[Records excerpted from a collection]
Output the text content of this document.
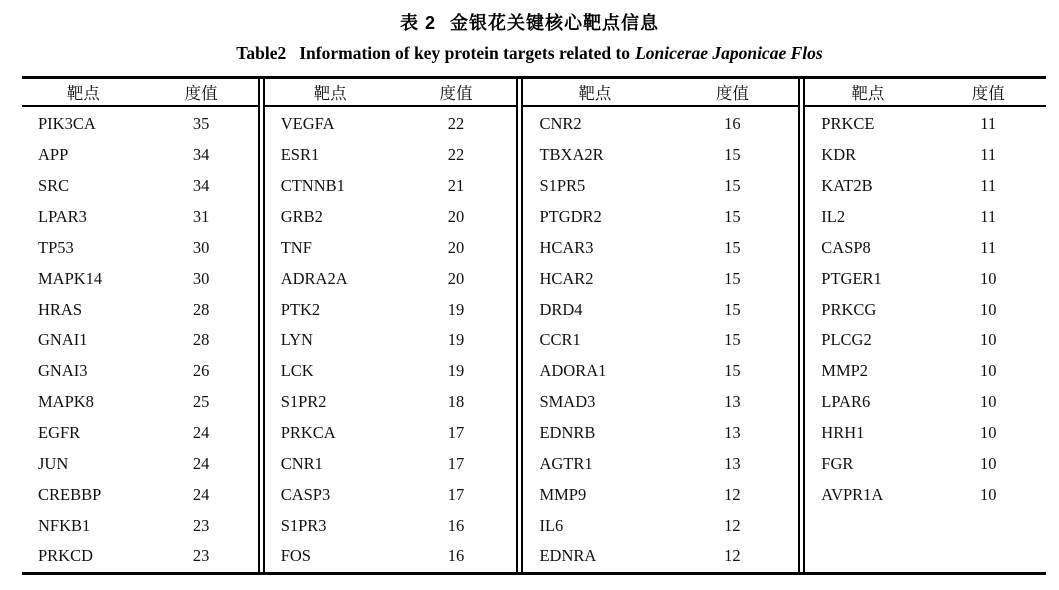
表 2 金银花关键核心靶点信息
Table2 Information of key protein targets related to Lonicerae Japonicae Flos
靶点	度值
PIK3CA	35
APP	34
SRC	34
LPAR3	31
TP53	30
MAPK14	30
HRAS	28
GNAI1	28
GNAI3	26
MAPK8	25
EGFR	24
JUN	24
CREBBP	24
NFKB1	23
PRKCD	23
靶点	度值
VEGFA	22
ESR1	22
CTNNB1	21
GRB2	20
TNF	20
ADRA2A	20
PTK2	19
LYN	19
LCK	19
S1PR2	18
PRKCA	17
CNR1	17
CASP3	17
S1PR3	16
FOS	16
靶点	度值
CNR2	16
TBXA2R	15
S1PR5	15
PTGDR2	15
HCAR3	15
HCAR2	15
DRD4	15
CCR1	15
ADORA1	15
SMAD3	13
EDNRB	13
AGTR1	13
MMP9	12
IL6	12
EDNRA	12
靶点	度值
PRKCE	11
KDR	11
KAT2B	11
IL2	11
CASP8	11
PTGER1	10
PRKCG	10
PLCG2	10
MMP2	10
LPAR6	10
HRH1	10
FGR	10
AVPR1A	10
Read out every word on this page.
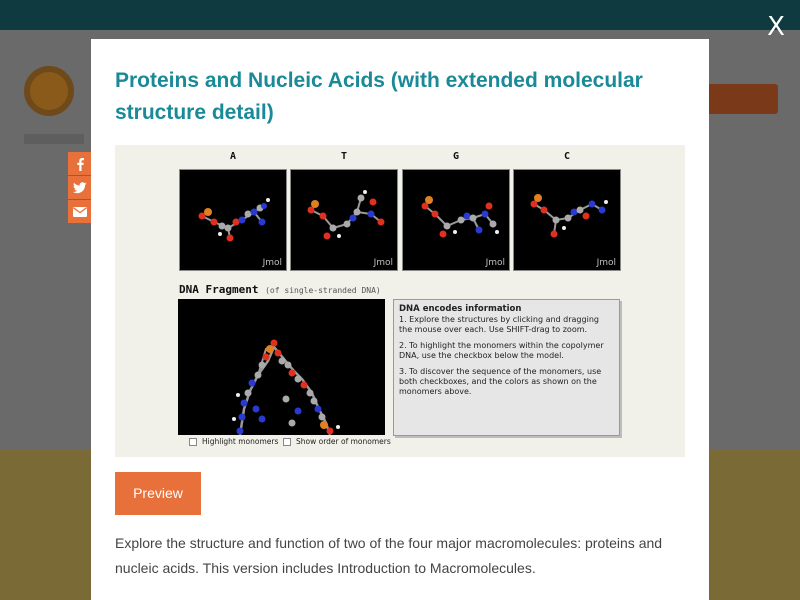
X
Proteins and Nucleic Acids (with extended molecular structure detail)
A
Jmol
T
Jmol
G
Jmol
C
Jmol
DNA Fragment (of single-stranded DNA)
DNA encodes information
1. Explore the structures by clicking and dragging the mouse over each. Use SHIFT-drag to zoom.
2. To highlight the monomers within the copolymer DNA, use the checkbox below the model.
3. To discover the sequence of the monomers, use both checkboxes, and the colors as shown on the monomers above.
Highlight monomers Show order of monomers
Preview
Explore the structure and function of two of the four major macromolecules: proteins and nucleic acids. This version includes Introduction to Macromolecules.
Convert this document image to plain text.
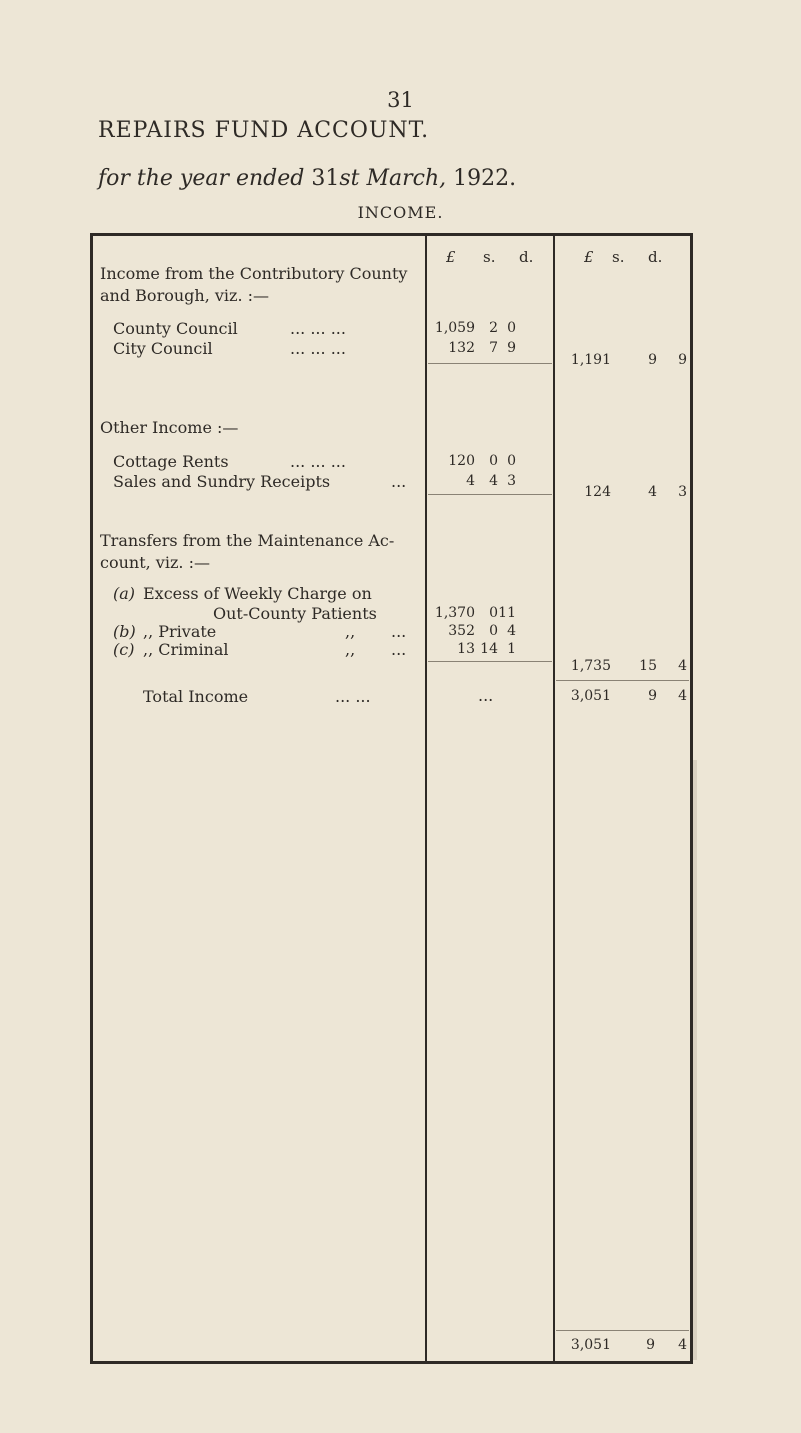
31
REPAIRS FUND ACCOUNT.
for the year ended 31st March, 1922.
INCOME.
£ s. d.	£ s. d.
Income from the Contributory County
and Borough, viz. :—
County Council	... ... ...	1,059 2 0
City Council	... ... ...	132 7 9
1,191	9 9
Other Income :—
Cottage Rents	... ... ...	120 0 0
Sales and Sundry Receipts	...	4 4 3
124	4 3
Transfers from the Maintenance Ac-
count, viz. :—
(a) Excess of Weekly Charge on
Out-County Patients	1,370 0 11
(b) ,, Private	,, ...	352 0 4
(c) ,, Criminal	,, ...	13 14 1
1,735 15 4
Total Income	... ...	...	3,051	9 4
3,051	9 4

* TASK PROMPT:
Write out the records above exactly as they stand, leaving out every picture.

* SOLUTION TO THIS EXERCISE:
Output the text content of this document.
表 2 金银花关键核心靶点信息
Table2 Information of key protein targets related to Lonicerae Japonicae Flos
靶点	度值
PIK3CA	35
APP	34
SRC	34
LPAR3	31
TP53	30
MAPK14	30
HRAS	28
GNAI1	28
GNAI3	26
MAPK8	25
EGFR	24
JUN	24
CREBBP	24
NFKB1	23
PRKCD	23
靶点	度值
VEGFA	22
ESR1	22
CTNNB1	21
GRB2	20
TNF	20
ADRA2A	20
PTK2	19
LYN	19
LCK	19
S1PR2	18
PRKCA	17
CNR1	17
CASP3	17
S1PR3	16
FOS	16
靶点	度值
CNR2	16
TBXA2R	15
S1PR5	15
PTGDR2	15
HCAR3	15
HCAR2	15
DRD4	15
CCR1	15
ADORA1	15
SMAD3	13
EDNRB	13
AGTR1	13
MMP9	12
IL6	12
EDNRA	12
靶点	度值
PRKCE	11
KDR	11
KAT2B	11
IL2	11
CASP8	11
PTGER1	10
PRKCG	10
PLCG2	10
MMP2	10
LPAR6	10
HRH1	10
FGR	10
AVPR1A	10
Read out every word on this page.
X
Proteins and Nucleic Acids (with extended molecular structure detail)
A
Jmol
T
Jmol
G
Jmol
C
Jmol
DNA Fragment (of single-stranded DNA)
DNA encodes information
1. Explore the structures by clicking and dragging the mouse over each. Use SHIFT-drag to zoom.
2. To highlight the monomers within the copolymer DNA, use the checkbox below the model.
3. To discover the sequence of the monomers, use both checkboxes, and the colors as shown on the monomers above.
Highlight monomers Show order of monomers
Preview
Explore the structure and function of two of the four major macromolecules: proteins and nucleic acids. This version includes Introduction to Macromolecules.
Convert this document image to plain text.
31
REPAIRS FUND ACCOUNT.
for the year ended 31st March, 1922.
INCOME.
£ s. d.	£ s. d.
Income from the Contributory County
and Borough, viz. :—
County Council	... ... ...	1,059 2 0
City Council	... ... ...	132 7 9
1,191	9 9
Other Income :—
Cottage Rents	... ... ...	120 0 0
Sales and Sundry Receipts	...	4 4 3
124	4 3
Transfers from the Maintenance Ac-
count, viz. :—
(a) Excess of Weekly Charge on
Out-County Patients	1,370 0 11
(b) ,, Private	,, ...	352 0 4
(c) ,, Criminal	,, ...	13 14 1
1,735 15 4
Total Income	... ...	...	3,051	9 4
3,051	9 4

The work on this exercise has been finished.